> _EXTRAIT DU TEXTE_:
————————

Dans "Amoris laetitia", le passage-clé est au paragraphe 305:

«À cause des conditionnements ou des facteurs atténuants, il est possible que, dans une situation objective de péché – qui n’est pas subjectivement imputable ou qui ne l’est pas pleinement – l’on puisse vivre dans la grâce de Dieu, qu’on puisse aimer, et qu’on puisse également grandir dans la vie de la grâce et dans la charité, en recevant à cet effet l’aide de l’Église.»

Auquel est jointe la note n. 351:

«Dans certains cas, il peut s’agir aussi de l’aide des sacrements. Voilà pourquoi, "aux prêtres je rappelle que le confessionnal ne doit pas être une salle de torture mais un lieu de la miséricorde du Seigneur" [Evangelii gaudium, n. 44]. Je souligne également que l’Eucharistie "n’est pas un prix destiné aux parfaits, mais un généreux remède et un aliment pour les faibles" [Ibid., n. 47]»

————————

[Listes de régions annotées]
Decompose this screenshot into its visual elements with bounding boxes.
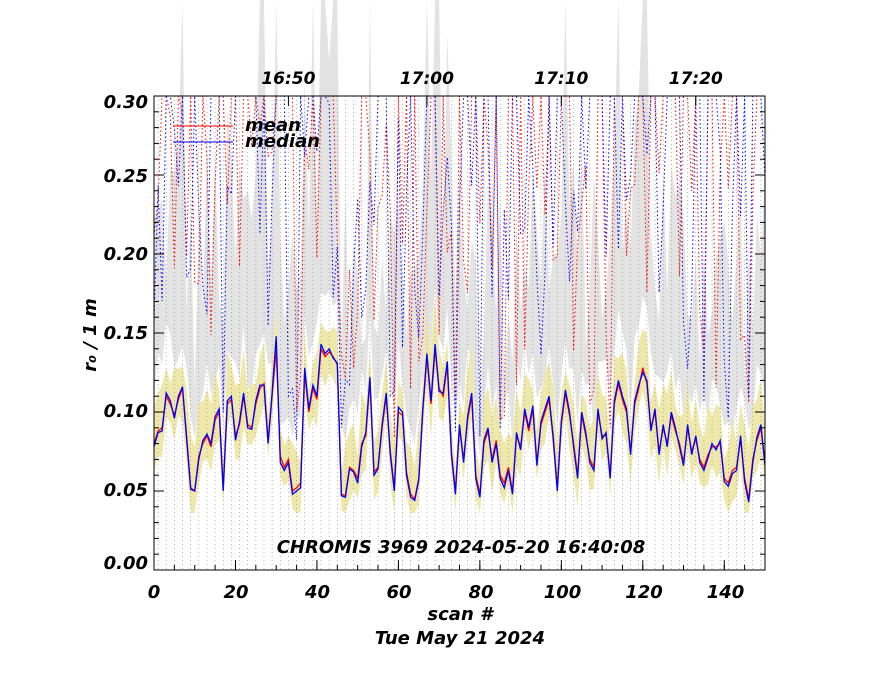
chart-annotation: CHROMIS 3969 2024-05-20 16:40:08	[277, 537, 646, 558]
x-tick-label-4: 80	[468, 582, 493, 603]
legend-mean-label: mean	[245, 115, 301, 136]
x-tick-label-6: 120	[625, 582, 663, 603]
left-margin	[0, 0, 154, 680]
y-axis-title: r₀ / 1 m	[80, 298, 101, 371]
x-tick-label-2: 40	[304, 582, 330, 603]
y-tick-label-4: 0.20	[104, 244, 148, 265]
series-lines-layer	[153, 336, 766, 503]
x-tick-label-5: 100	[544, 582, 582, 603]
date-label: Tue May 21 2024	[375, 628, 545, 649]
y-tick-label-0: 0.00	[104, 553, 148, 574]
x-tick-label-3: 60	[386, 582, 411, 603]
y-tick-label-3: 0.15	[104, 323, 148, 344]
x-axis-title: scan #	[427, 604, 495, 625]
y-tick-label-2: 0.10	[104, 401, 148, 422]
legend-median-label: median	[245, 131, 320, 152]
median-line	[153, 336, 766, 503]
y-tick-label-1: 0.05	[104, 480, 148, 501]
top-tick-label-2: 17:00	[400, 69, 454, 89]
top-tick-label-1: 16:50	[261, 69, 315, 89]
right-margin	[765, 0, 880, 680]
scan-gridlines	[157, 96, 762, 570]
top-tick-label-4: 17:20	[669, 69, 723, 89]
x-tick-label-7: 140	[707, 582, 745, 603]
x-tick-label-1: 20	[223, 582, 248, 603]
x-tick-label-0: 0	[148, 582, 161, 603]
top-tick-label-3: 17:10	[534, 69, 588, 89]
y-tick-label-5: 0.25	[104, 166, 148, 187]
y-tick-label-6: 0.30	[104, 92, 148, 113]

————————

> _LES CONSIGNES_:
• a. Selon l'extrait sur « Amoris laetitia », quel numéro porte la note jointe au passage-clé ?
• b. Prolongez l'extrait sur « Amoris laetitia » après sa dernière phrase.

> _RÉPONSES DANS L'ORDRE_:
• a. La note n. 351.

• b.
Si on remonte ensuite jusqu'à "Evangelii gaudium", voilà ce qu'on lit au paragraphe 47:

«Tous peuvent participer de quelque manière à la vie ecclésiale, tous peuvent faire partie de la communauté, et même les portes des sacrements ne devraient pas se fermer pour n’importe quelle raison[...] L’Eucharistie, même si elle constitue la plénitude de la vie sacramentelle, n’est pas un prix destiné aux parfaits, mais un généreux remède et un aliment pour les faibles».

Avec, ici aussi, un renvoi à une note, la n.51:

«Cf. saint Ambroise, De sacramentis, IV, 6, 28: "Je dois toujours le recevoir pour que toujours il remette mes péchés. Moi qui pèche toujours, je dois avoir toujours un remède"; IV, 5, 24: "Celui qui a mangé la manne est mort; celui qui aura mangé ce corps obtiendra la rémission de ses péchés"; saint Cyrille d’Alexandrie, In Joh. Evang. IV, 2: "Je me suis examiné et je me suis reconnu indigne. À ceux qui parlent ainsi je dis: et quand serez-vous dignes? Quand vous présenterez-vous alors devant le Christ? Et si vos péchés vous empêchent de vous approcher et si vous ne cessez jamais de tomber – qui connaît ses délits?, dit le psaume – demeurerez-vous sans prendre part à la sanctification qui vivifie pour l’éternité?"»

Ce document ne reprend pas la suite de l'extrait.